> **Your goal**
Search the listing below for "Clinic". Copy each matching line.

(Saved entries)
== == ==

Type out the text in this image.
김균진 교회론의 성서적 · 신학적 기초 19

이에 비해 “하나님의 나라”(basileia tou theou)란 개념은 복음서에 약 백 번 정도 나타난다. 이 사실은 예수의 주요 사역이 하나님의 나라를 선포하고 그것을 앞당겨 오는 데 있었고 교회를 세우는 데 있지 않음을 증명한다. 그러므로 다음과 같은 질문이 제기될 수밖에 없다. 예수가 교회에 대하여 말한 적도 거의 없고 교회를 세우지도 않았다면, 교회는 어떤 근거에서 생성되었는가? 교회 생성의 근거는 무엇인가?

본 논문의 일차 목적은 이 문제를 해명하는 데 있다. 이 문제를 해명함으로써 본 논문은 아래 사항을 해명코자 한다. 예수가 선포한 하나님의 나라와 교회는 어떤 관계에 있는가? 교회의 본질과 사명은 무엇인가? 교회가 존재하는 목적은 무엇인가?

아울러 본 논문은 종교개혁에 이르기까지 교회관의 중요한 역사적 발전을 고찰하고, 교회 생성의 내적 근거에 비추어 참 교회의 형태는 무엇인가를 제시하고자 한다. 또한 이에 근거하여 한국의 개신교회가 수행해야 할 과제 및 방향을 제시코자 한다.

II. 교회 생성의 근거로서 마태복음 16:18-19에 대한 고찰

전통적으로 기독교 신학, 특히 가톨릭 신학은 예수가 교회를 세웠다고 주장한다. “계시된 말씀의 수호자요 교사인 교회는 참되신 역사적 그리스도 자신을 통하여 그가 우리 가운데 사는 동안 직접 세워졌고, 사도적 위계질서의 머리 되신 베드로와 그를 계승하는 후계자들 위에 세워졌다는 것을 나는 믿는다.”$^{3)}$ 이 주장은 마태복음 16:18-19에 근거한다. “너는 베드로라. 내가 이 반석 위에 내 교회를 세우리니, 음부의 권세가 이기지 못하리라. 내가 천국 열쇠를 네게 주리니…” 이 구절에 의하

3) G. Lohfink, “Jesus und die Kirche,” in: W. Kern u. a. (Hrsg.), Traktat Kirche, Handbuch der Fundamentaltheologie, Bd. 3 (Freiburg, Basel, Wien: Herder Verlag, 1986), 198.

== == ==

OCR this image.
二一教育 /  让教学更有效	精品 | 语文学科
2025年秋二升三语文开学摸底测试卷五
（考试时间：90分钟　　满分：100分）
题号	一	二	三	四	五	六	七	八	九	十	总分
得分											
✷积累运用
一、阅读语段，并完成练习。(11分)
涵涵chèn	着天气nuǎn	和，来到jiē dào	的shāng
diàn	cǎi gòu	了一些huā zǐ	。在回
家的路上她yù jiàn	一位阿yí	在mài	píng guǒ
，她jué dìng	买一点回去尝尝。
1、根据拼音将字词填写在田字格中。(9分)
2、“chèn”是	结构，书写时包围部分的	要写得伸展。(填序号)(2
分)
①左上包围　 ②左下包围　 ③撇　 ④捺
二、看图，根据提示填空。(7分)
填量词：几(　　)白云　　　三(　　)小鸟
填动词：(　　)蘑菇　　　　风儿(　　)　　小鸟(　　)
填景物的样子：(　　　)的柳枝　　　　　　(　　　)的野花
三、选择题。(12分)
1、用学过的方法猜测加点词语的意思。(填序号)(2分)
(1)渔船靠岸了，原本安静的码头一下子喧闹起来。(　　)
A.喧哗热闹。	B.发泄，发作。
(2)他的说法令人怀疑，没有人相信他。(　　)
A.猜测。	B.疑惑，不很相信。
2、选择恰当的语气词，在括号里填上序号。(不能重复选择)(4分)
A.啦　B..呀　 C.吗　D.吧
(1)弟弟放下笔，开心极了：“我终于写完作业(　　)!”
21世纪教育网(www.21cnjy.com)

== == ==

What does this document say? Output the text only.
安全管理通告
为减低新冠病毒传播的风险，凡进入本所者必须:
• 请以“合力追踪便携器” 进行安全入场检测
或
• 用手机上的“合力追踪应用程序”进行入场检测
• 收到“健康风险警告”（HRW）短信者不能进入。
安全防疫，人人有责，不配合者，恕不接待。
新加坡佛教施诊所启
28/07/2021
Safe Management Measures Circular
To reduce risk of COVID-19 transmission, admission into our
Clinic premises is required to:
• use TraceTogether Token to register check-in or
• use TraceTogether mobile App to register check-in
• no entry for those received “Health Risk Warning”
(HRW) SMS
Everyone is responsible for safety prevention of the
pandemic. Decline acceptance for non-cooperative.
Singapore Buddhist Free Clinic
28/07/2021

== == ==

> **Problem solution**
Clinic premises is required to:
Singapore Buddhist Free Clinic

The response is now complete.